— START Data for the task —

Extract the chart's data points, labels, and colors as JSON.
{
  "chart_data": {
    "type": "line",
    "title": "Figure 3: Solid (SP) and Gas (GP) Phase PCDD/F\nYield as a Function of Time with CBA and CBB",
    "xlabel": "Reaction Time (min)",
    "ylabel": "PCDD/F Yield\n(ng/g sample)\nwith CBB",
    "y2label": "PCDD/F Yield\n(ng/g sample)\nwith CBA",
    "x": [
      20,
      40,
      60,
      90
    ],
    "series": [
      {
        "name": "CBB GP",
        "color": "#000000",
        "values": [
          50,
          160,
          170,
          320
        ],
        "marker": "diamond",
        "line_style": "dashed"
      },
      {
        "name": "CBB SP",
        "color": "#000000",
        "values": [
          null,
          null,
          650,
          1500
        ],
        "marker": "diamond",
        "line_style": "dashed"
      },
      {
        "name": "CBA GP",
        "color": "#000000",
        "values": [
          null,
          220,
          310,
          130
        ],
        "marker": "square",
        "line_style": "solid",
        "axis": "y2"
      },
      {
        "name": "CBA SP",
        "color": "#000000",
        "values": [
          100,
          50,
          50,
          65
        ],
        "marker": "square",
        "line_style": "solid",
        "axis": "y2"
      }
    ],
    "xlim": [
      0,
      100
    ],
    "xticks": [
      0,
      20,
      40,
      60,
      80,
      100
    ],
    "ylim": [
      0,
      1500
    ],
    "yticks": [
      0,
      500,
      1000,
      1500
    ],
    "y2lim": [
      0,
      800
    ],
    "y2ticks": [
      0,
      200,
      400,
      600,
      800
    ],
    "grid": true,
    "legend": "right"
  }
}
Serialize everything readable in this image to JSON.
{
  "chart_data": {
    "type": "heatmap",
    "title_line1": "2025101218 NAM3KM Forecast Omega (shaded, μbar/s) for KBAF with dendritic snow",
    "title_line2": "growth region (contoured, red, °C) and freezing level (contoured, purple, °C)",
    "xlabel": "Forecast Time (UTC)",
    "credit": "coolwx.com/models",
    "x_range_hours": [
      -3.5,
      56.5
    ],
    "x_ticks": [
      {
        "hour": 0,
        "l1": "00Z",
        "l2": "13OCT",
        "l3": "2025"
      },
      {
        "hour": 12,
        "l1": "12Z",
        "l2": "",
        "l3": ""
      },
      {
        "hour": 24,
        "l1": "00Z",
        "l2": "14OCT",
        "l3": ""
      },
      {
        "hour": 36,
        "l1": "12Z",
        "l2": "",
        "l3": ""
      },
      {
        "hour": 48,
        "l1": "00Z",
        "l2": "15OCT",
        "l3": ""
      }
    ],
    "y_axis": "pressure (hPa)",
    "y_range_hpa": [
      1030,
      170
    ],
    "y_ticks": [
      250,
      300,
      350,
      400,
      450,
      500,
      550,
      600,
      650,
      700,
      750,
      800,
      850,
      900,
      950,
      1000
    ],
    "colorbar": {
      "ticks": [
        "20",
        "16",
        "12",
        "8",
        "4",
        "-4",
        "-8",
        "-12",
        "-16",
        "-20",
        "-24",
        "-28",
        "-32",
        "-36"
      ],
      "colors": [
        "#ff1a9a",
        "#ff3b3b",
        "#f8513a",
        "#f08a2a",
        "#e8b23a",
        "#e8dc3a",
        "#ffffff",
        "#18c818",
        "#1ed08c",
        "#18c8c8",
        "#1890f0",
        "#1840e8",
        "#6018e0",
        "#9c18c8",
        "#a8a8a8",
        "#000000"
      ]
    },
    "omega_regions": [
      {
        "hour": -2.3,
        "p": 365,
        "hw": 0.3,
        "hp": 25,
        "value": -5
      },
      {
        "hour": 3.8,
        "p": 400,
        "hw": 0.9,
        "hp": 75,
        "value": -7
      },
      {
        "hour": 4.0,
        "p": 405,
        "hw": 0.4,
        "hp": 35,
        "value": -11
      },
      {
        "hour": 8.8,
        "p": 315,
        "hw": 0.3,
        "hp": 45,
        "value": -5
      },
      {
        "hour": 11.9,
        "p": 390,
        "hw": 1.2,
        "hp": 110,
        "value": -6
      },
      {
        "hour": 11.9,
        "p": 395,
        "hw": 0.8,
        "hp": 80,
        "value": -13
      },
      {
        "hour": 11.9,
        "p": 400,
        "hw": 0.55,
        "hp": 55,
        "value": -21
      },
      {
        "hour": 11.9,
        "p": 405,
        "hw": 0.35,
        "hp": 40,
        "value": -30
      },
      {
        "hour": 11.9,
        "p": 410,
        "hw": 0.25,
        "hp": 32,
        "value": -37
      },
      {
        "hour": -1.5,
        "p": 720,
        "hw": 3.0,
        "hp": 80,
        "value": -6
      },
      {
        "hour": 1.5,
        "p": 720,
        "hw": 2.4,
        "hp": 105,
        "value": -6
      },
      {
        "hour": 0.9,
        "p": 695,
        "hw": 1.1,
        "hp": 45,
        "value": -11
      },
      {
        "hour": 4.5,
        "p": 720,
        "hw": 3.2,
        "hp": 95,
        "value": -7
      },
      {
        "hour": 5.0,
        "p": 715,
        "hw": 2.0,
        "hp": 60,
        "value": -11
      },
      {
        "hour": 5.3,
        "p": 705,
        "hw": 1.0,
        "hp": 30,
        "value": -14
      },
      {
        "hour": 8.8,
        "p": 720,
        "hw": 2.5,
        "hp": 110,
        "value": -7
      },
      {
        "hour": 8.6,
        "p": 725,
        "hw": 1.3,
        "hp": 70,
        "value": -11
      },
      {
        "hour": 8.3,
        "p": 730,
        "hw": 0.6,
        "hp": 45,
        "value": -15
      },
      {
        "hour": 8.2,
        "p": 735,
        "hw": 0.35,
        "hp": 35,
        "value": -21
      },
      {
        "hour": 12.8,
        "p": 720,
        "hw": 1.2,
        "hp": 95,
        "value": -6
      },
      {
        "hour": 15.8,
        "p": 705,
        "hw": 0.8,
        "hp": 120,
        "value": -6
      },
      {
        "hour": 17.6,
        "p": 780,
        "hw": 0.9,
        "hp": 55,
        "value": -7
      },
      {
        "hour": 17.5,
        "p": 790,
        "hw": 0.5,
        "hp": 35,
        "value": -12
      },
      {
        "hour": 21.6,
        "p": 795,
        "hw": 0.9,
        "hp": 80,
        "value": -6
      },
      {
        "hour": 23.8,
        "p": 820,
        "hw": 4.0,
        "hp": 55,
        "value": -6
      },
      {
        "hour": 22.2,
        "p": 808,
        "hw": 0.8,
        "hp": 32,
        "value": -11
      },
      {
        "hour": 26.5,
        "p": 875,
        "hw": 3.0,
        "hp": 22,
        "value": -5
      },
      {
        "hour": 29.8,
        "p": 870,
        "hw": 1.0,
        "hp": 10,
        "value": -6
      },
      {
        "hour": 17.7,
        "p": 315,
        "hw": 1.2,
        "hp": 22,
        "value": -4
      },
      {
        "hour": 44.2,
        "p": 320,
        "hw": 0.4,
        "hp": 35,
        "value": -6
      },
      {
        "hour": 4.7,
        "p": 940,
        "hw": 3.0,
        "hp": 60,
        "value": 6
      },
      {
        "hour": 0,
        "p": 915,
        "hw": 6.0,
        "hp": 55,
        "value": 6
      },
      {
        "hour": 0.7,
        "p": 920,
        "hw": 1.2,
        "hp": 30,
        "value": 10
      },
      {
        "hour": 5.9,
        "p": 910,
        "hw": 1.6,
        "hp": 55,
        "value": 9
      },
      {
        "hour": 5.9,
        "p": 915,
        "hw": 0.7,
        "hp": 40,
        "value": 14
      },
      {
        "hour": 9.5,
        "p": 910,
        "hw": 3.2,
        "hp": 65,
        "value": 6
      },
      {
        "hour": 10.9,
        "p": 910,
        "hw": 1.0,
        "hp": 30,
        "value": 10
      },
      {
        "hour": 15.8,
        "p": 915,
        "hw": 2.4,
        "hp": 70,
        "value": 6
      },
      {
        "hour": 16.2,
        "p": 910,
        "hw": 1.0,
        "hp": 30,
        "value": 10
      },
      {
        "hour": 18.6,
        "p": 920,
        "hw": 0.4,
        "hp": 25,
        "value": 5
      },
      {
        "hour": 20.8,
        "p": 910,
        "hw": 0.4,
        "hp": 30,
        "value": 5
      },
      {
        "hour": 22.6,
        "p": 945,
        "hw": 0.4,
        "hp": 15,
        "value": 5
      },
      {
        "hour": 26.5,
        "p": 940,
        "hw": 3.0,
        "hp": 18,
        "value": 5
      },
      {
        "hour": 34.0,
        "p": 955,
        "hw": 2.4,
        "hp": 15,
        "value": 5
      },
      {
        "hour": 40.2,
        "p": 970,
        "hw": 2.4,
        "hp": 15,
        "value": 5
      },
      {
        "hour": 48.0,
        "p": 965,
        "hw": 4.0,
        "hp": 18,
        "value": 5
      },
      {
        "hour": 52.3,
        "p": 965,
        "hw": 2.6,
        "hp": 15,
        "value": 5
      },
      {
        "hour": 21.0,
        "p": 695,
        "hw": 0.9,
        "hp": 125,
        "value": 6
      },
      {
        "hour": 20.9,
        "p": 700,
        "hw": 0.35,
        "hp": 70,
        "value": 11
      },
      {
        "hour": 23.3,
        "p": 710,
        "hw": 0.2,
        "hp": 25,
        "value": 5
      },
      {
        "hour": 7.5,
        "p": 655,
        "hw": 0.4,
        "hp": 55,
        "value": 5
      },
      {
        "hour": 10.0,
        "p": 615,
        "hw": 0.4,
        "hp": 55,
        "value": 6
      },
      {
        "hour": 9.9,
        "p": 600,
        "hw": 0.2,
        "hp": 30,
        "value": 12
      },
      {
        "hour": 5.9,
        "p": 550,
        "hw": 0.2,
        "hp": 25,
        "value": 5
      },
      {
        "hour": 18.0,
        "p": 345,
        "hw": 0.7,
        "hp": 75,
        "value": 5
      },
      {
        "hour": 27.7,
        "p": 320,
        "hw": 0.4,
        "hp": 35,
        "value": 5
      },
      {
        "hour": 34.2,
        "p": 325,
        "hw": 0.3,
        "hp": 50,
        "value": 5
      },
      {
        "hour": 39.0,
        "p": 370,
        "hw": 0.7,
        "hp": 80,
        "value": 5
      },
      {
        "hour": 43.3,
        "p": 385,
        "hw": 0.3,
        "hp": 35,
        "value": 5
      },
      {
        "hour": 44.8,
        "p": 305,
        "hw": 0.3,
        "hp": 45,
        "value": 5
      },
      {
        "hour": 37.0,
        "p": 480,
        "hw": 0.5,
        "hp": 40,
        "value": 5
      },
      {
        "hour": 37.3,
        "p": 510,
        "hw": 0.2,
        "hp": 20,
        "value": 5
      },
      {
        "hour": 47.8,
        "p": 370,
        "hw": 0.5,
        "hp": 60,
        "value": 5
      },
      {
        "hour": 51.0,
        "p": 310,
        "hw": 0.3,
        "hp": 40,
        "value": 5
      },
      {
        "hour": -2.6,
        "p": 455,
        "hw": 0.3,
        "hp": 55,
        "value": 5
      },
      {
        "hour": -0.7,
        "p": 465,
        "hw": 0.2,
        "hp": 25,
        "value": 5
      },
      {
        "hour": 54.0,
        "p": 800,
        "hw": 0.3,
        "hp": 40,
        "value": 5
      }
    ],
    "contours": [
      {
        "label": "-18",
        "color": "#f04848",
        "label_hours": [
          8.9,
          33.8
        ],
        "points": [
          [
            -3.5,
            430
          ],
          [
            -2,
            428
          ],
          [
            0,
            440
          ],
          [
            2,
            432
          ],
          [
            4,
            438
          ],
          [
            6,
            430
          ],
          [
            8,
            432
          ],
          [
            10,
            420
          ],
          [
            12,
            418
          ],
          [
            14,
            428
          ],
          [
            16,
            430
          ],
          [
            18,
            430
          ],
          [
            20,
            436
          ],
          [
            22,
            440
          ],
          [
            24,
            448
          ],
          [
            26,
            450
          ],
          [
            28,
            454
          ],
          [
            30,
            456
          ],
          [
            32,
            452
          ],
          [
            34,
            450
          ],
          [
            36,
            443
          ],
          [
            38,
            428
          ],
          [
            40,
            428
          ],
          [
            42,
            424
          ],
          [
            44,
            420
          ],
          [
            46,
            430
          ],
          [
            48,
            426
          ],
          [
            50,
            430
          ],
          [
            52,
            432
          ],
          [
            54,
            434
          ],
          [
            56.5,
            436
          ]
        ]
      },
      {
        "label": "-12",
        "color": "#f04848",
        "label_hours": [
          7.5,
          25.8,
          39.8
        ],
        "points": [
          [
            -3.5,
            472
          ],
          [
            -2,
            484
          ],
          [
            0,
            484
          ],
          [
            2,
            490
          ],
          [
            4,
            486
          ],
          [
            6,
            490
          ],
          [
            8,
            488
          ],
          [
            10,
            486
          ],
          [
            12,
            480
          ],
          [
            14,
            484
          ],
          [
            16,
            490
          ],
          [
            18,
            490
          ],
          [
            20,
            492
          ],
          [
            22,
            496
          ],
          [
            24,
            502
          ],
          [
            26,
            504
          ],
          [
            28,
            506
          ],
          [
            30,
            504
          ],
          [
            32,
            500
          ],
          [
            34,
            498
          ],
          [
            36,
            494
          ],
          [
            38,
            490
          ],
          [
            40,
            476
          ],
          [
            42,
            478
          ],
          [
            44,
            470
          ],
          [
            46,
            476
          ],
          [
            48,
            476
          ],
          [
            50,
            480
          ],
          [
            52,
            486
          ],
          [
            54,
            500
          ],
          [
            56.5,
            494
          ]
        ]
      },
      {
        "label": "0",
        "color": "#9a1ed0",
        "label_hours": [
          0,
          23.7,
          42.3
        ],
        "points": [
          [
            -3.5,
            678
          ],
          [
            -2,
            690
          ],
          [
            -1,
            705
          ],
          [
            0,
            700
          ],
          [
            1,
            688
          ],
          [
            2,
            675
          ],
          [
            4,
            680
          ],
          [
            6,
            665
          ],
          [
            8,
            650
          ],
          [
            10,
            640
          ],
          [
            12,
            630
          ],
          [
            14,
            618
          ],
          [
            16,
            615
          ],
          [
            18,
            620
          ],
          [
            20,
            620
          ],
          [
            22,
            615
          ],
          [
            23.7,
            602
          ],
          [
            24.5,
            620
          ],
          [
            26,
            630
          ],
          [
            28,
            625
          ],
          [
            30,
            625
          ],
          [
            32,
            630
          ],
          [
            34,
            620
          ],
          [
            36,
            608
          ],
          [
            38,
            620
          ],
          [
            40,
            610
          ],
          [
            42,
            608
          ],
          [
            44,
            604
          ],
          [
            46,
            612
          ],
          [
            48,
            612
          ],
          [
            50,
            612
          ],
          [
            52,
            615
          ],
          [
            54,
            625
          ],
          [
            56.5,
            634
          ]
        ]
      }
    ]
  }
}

— END Data for the task —

• [Set problem] Lines of the material that contain the word "nwith" are to be gathered.

• [Response]
    "ylabel": "PCDD/F Yield\n(ng/g sample)\nwith CBB",
    "y2label": "PCDD/F Yield\n(ng/g sample)\nwith CBA",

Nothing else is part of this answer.